— Short exercise —
Copy each line of the entries that contains the word "start".

— Raw data —
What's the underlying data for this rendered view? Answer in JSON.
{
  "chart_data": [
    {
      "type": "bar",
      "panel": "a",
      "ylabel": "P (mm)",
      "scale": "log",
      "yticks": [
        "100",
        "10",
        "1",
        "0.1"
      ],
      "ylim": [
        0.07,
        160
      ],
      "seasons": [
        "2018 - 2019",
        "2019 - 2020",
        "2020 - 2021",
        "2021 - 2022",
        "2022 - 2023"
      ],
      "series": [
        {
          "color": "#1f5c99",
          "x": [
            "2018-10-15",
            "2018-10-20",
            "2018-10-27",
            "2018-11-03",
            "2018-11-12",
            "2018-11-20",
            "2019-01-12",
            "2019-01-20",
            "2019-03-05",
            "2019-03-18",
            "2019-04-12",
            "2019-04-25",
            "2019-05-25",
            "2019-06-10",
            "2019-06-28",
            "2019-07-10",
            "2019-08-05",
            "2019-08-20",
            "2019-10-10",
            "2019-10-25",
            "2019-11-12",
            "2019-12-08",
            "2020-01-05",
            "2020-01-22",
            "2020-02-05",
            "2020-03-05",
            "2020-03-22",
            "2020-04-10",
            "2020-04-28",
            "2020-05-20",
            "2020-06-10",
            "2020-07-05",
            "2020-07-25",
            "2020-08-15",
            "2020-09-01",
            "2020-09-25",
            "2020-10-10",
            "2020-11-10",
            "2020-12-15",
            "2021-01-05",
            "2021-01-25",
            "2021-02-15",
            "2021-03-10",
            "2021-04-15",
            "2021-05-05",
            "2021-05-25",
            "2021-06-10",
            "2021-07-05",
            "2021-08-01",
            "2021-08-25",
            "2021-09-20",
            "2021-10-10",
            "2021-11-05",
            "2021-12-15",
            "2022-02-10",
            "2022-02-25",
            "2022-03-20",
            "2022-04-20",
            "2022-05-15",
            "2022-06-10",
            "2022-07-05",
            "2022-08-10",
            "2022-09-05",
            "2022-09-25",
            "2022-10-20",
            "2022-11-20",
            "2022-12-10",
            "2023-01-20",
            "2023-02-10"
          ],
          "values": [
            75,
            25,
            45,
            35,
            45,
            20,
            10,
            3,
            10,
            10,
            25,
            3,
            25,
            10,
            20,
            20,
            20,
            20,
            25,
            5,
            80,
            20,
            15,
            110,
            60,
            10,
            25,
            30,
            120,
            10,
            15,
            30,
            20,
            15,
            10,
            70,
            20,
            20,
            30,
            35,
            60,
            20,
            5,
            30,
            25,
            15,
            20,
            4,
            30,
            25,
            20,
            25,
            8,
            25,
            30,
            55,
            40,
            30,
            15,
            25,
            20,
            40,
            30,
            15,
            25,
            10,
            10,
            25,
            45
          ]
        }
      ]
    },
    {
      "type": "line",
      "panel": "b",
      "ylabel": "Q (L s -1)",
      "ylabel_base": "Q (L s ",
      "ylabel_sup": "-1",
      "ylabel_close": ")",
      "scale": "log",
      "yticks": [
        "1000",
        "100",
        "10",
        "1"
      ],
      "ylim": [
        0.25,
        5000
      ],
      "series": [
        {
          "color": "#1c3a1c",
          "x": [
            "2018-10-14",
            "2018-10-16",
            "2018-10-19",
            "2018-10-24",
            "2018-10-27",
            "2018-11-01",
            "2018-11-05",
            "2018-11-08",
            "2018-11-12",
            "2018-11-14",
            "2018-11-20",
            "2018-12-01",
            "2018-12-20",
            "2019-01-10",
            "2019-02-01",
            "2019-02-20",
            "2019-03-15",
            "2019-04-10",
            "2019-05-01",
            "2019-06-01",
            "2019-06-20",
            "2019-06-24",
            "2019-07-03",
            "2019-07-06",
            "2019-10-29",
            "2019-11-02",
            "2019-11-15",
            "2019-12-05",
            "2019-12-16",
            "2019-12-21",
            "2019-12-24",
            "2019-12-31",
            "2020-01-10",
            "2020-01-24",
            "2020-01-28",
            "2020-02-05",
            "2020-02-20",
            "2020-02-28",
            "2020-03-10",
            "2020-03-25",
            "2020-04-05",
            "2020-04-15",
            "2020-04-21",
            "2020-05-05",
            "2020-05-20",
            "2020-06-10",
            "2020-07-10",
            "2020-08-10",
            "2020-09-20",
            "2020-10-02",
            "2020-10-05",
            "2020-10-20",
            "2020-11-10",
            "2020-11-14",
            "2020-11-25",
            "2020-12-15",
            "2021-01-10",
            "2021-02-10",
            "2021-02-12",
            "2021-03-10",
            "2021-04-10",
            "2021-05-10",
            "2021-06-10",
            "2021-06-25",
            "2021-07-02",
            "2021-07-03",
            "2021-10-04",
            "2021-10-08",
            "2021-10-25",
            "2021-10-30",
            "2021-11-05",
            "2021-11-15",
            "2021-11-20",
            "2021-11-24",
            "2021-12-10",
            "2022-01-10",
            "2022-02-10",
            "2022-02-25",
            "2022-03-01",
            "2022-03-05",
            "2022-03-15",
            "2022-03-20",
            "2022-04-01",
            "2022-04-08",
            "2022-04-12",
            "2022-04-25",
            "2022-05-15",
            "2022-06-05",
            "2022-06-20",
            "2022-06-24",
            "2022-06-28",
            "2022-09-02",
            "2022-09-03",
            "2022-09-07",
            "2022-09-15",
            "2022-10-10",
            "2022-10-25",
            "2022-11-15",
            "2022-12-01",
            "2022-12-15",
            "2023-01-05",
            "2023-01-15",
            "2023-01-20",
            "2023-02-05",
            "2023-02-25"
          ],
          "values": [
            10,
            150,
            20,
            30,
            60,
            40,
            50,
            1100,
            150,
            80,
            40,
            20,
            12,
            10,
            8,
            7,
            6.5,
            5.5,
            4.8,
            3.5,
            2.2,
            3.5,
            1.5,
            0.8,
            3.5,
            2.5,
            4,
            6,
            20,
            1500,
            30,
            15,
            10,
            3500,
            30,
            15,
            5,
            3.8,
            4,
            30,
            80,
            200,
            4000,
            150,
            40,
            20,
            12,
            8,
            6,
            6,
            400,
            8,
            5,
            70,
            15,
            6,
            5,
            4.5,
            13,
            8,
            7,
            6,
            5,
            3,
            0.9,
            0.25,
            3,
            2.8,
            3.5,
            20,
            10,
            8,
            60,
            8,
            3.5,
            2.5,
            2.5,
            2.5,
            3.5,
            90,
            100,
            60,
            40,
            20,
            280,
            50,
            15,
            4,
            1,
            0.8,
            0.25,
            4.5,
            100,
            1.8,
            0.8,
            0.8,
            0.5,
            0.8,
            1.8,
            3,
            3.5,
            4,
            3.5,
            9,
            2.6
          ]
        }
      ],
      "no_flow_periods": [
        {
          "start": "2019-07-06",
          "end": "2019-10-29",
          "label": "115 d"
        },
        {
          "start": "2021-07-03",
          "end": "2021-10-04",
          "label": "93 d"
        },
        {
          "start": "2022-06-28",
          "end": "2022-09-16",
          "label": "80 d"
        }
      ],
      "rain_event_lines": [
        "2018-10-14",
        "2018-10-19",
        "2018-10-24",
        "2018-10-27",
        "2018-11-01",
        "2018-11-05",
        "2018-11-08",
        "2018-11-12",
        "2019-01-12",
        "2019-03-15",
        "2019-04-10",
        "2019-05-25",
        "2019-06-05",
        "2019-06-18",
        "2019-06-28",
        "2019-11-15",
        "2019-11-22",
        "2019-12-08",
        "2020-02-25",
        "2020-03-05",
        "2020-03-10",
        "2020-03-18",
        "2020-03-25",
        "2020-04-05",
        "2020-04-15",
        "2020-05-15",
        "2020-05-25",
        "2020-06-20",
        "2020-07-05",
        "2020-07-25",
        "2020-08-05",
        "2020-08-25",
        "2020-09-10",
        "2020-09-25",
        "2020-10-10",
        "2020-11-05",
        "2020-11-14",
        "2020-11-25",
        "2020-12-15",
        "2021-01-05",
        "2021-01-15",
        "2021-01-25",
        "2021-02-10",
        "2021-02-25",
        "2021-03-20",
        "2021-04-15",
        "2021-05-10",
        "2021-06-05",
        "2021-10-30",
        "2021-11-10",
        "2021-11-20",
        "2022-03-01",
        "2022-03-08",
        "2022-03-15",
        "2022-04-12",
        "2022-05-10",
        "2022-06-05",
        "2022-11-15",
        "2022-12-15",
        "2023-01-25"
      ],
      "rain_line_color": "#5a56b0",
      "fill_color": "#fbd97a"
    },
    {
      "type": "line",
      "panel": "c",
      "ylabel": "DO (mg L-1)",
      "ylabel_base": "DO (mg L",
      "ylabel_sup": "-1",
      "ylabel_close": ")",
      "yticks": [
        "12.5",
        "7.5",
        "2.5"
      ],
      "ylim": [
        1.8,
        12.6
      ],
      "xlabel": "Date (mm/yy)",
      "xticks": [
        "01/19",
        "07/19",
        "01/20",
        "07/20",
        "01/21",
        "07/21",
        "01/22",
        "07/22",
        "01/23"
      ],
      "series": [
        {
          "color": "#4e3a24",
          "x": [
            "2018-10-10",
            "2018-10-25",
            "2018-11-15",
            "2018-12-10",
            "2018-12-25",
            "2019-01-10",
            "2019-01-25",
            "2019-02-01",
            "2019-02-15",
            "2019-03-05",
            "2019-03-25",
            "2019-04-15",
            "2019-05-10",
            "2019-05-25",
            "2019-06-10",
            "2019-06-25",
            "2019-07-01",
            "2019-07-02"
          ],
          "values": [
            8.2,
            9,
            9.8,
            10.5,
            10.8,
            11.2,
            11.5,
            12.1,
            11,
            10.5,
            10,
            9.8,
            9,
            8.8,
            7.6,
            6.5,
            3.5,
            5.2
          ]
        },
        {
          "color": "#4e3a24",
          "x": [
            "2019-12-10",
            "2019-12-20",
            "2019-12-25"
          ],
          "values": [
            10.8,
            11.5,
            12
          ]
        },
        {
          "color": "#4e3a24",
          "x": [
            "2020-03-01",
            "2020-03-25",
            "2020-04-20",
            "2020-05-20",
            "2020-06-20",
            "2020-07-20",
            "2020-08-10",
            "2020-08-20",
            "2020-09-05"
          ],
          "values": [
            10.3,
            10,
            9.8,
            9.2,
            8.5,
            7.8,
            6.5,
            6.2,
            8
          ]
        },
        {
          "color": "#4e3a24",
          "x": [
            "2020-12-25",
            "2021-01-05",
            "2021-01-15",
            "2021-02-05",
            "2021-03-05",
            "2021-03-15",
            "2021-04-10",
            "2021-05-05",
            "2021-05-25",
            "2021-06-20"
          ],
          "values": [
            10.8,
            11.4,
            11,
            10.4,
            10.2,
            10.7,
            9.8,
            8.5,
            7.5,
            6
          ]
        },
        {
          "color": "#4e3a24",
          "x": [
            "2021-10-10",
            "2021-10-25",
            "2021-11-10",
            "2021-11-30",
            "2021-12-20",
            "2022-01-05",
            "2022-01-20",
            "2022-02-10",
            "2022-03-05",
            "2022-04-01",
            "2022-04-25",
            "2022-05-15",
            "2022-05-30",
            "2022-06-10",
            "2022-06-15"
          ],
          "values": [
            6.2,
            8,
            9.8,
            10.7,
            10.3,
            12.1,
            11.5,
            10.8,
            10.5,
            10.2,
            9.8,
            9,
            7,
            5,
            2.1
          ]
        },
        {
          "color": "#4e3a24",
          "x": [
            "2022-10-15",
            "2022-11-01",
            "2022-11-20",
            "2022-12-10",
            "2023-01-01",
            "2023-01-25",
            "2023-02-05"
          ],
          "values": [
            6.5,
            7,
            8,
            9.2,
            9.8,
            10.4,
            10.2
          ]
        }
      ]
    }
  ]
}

— Answer —
          "start": "2019-07-06",
          "start": "2021-07-03",
          "start": "2022-06-28",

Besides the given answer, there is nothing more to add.